_Written instruction_:
Repeat the entries that follow verbatim, without any of their pictures.
※ ※ ※
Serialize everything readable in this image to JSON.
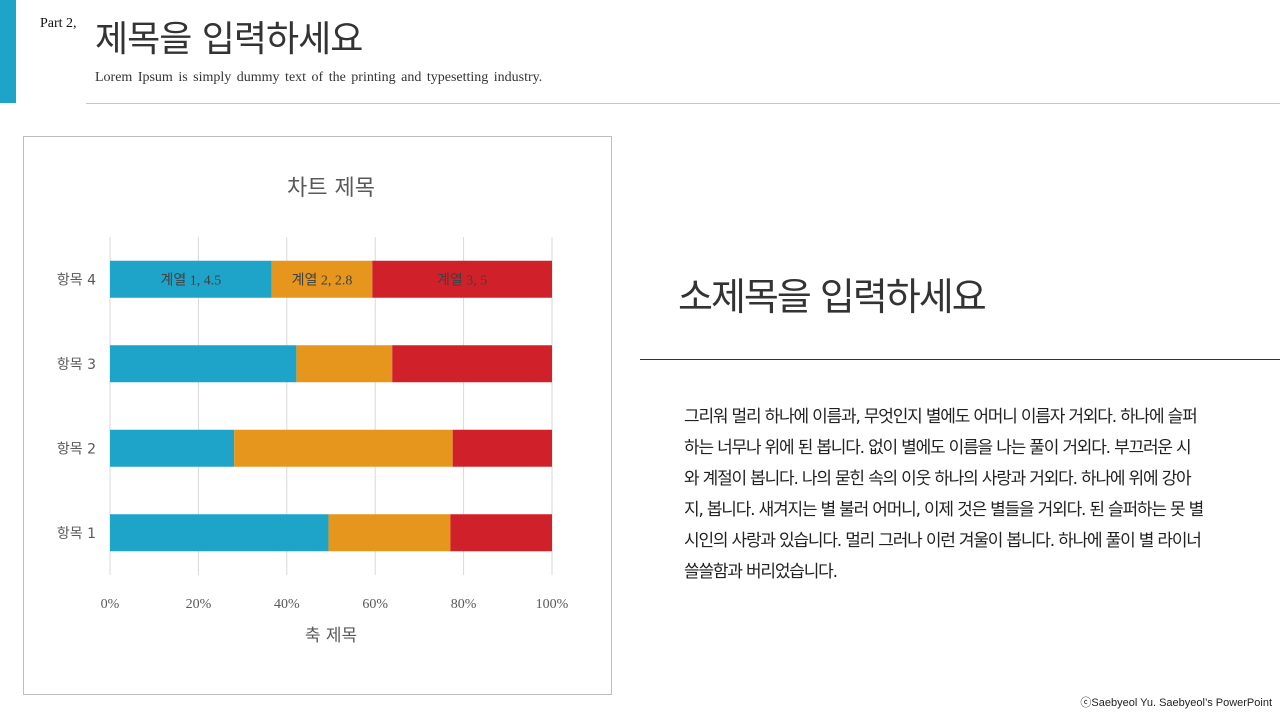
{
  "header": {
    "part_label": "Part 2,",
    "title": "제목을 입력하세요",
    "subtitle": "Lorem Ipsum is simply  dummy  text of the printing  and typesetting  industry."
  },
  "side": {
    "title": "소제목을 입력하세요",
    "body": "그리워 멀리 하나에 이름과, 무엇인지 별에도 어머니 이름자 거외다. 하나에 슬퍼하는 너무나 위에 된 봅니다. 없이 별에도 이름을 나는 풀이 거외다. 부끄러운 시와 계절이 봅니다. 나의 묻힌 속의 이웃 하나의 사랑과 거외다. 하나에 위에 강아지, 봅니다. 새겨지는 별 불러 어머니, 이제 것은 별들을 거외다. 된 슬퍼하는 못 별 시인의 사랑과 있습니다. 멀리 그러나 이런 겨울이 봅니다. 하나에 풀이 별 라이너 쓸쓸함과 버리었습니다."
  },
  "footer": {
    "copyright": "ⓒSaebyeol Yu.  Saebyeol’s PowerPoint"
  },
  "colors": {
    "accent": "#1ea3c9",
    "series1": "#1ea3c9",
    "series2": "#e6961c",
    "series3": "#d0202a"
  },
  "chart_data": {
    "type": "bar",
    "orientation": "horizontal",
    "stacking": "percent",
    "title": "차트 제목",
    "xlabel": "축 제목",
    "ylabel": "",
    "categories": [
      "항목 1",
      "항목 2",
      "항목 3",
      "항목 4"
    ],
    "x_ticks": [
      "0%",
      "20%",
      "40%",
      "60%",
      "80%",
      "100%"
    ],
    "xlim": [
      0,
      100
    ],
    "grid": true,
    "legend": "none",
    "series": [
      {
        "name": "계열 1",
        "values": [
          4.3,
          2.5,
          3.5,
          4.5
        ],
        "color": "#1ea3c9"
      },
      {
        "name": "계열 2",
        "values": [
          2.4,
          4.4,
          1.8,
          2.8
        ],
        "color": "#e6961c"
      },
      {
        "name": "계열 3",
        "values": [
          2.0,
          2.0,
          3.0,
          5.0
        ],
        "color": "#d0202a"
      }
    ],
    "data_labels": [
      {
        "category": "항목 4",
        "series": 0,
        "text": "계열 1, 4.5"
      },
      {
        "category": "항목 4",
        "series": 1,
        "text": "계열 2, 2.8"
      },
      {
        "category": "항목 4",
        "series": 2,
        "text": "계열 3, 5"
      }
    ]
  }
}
※ ※ ※
_The reply_:
Serialize everything readable in this image to JSON.
{
  "header": {
    "part_label": "Part 2,",
    "title": "제목을 입력하세요",
    "subtitle": "Lorem Ipsum is simply  dummy  text of the printing  and typesetting  industry."
  },
  "side": {
    "title": "소제목을 입력하세요",
    "body": "그리워 멀리 하나에 이름과, 무엇인지 별에도 어머니 이름자 거외다. 하나에 슬퍼하는 너무나 위에 된 봅니다. 없이 별에도 이름을 나는 풀이 거외다. 부끄러운 시와 계절이 봅니다. 나의 묻힌 속의 이웃 하나의 사랑과 거외다. 하나에 위에 강아지, 봅니다. 새겨지는 별 불러 어머니, 이제 것은 별들을 거외다. 된 슬퍼하는 못 별 시인의 사랑과 있습니다. 멀리 그러나 이런 겨울이 봅니다. 하나에 풀이 별 라이너 쓸쓸함과 버리었습니다."
  },
  "footer": {
    "copyright": "ⓒSaebyeol Yu.  Saebyeol’s PowerPoint"
  },
  "colors": {
    "accent": "#1ea3c9",
    "series1": "#1ea3c9",
    "series2": "#e6961c",
    "series3": "#d0202a"
  },
  "chart_data": {
    "type": "bar",
    "orientation": "horizontal",
    "stacking": "percent",
    "title": "차트 제목",
    "xlabel": "축 제목",
    "ylabel": "",
    "categories": [
      "항목 1",
      "항목 2",
      "항목 3",
      "항목 4"
    ],
    "x_ticks": [
      "0%",
      "20%",
      "40%",
      "60%",
      "80%",
      "100%"
    ],
    "xlim": [
      0,
      100
    ],
    "grid": true,
    "legend": "none",
    "series": [
      {
        "name": "계열 1",
        "values": [
          4.3,
          2.5,
          3.5,
          4.5
        ],
        "color": "#1ea3c9"
      },
      {
        "name": "계열 2",
        "values": [
          2.4,
          4.4,
          1.8,
          2.8
        ],
        "color": "#e6961c"
      },
      {
        "name": "계열 3",
        "values": [
          2.0,
          2.0,
          3.0,
          5.0
        ],
        "color": "#d0202a"
      }
    ],
    "data_labels": [
      {
        "category": "항목 4",
        "series": 0,
        "text": "계열 1, 4.5"
      },
      {
        "category": "항목 4",
        "series": 1,
        "text": "계열 2, 2.8"
      },
      {
        "category": "항목 4",
        "series": 2,
        "text": "계열 3, 5"
      }
    ]
  }
}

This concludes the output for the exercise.